* WHAT THIS TASK INVOLVES *
Your task is to locate every line holding the string "évolution" and to copy each of them.
======
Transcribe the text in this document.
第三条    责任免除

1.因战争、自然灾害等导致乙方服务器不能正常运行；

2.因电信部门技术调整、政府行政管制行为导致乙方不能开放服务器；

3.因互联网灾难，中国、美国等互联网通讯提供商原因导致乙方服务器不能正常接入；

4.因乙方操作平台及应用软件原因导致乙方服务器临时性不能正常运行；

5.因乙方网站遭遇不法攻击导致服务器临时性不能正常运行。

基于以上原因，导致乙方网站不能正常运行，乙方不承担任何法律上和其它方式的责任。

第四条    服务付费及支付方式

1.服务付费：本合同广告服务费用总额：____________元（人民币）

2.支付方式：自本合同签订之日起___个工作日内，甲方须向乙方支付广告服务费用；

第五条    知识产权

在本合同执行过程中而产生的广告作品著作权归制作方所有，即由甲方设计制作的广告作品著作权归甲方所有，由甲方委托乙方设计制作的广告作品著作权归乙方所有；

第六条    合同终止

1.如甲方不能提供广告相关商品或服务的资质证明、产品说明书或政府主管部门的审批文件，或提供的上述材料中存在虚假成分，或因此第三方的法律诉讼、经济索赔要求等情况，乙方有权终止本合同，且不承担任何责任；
======
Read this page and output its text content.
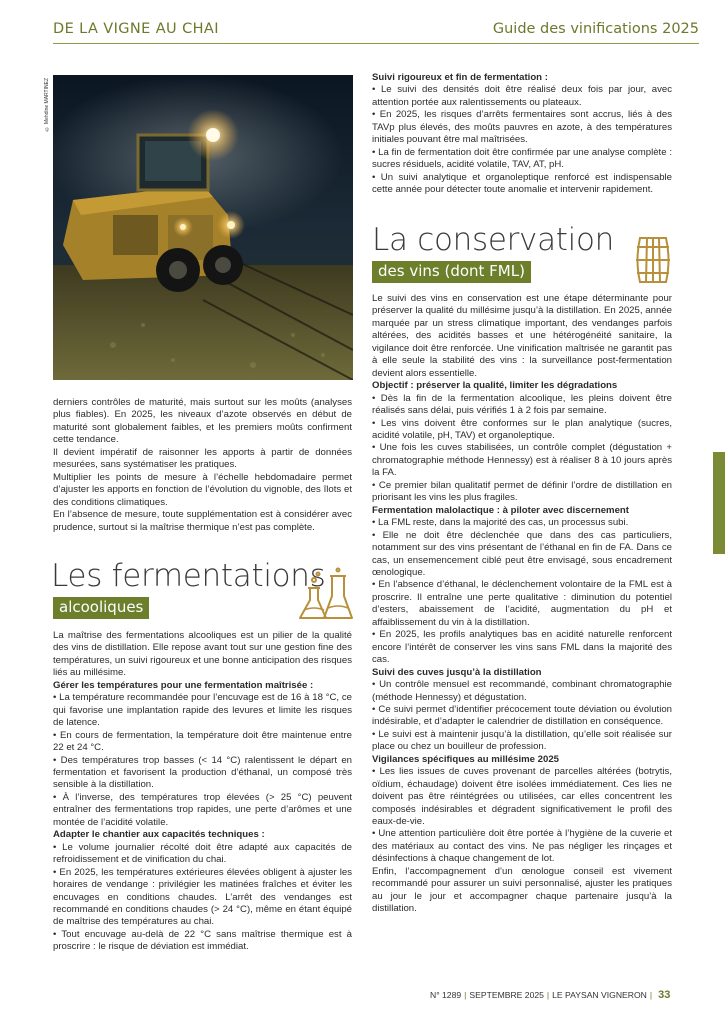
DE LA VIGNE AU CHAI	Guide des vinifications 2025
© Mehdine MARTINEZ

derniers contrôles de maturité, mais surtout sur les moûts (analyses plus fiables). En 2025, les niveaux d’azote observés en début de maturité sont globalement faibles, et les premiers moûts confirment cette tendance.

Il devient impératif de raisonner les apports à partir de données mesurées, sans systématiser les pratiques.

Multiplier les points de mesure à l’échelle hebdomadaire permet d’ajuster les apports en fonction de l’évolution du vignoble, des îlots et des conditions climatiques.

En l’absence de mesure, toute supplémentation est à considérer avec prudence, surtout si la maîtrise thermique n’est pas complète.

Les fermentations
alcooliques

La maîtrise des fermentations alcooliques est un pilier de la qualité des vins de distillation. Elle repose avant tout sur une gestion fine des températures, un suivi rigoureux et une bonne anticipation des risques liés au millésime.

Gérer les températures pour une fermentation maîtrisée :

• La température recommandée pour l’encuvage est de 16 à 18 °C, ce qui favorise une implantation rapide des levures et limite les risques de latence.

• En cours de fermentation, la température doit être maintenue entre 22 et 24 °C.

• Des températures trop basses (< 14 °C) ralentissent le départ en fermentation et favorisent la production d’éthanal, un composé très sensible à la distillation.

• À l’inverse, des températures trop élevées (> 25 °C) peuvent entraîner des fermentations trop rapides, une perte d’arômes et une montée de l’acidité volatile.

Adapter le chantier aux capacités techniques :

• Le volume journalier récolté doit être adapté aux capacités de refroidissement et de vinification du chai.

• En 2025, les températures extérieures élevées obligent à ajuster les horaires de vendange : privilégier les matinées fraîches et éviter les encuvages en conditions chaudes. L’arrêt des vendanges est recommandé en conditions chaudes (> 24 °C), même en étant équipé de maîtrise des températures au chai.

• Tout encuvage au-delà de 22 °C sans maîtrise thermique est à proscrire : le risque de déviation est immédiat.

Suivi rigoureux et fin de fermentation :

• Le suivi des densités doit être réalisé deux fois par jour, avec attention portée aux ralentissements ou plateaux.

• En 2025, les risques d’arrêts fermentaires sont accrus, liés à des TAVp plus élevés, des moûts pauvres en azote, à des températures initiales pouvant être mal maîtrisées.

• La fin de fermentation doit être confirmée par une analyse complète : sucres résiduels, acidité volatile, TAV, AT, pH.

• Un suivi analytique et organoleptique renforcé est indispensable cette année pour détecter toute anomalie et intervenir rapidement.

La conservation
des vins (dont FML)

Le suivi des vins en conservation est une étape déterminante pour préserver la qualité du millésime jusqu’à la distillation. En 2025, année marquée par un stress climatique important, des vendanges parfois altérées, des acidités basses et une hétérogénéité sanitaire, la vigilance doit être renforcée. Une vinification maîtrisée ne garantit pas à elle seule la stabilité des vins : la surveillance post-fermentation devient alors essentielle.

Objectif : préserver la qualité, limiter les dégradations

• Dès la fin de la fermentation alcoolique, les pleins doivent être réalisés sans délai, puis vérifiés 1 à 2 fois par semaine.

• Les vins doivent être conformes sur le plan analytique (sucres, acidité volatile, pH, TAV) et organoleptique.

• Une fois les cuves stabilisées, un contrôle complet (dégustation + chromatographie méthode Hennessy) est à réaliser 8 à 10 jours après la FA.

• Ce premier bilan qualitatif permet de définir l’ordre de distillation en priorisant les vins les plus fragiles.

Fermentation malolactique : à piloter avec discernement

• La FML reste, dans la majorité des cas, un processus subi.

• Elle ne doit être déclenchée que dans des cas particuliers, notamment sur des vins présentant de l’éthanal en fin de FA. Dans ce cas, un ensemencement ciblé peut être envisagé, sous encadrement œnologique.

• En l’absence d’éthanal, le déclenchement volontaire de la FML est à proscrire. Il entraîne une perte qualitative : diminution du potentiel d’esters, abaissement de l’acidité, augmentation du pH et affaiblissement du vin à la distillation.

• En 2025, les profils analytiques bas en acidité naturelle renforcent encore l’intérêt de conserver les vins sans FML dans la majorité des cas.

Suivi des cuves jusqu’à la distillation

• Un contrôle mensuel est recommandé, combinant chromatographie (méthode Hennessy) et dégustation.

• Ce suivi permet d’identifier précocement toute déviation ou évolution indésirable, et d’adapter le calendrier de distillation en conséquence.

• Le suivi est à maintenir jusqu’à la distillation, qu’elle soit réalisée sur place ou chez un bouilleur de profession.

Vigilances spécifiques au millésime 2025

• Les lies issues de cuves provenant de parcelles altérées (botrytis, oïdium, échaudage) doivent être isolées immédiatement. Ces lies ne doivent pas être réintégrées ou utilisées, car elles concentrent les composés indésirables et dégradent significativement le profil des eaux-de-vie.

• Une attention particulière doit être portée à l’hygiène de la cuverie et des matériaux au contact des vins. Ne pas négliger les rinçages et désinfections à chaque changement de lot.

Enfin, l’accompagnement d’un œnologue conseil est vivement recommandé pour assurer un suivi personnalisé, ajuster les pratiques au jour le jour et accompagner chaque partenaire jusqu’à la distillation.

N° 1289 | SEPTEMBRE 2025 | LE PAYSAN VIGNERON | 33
======
* SOLUTION FOR THIS EXERCISE *
Multiplier les points de mesure à l’échelle hebdomadaire permet d’ajuster les apports en fonction de l’évolution du vignoble, des îlots et des conditions climatiques.
• Ce suivi permet d’identifier précocement toute déviation ou évolution indésirable, et d’adapter le calendrier de distillation en conséquence.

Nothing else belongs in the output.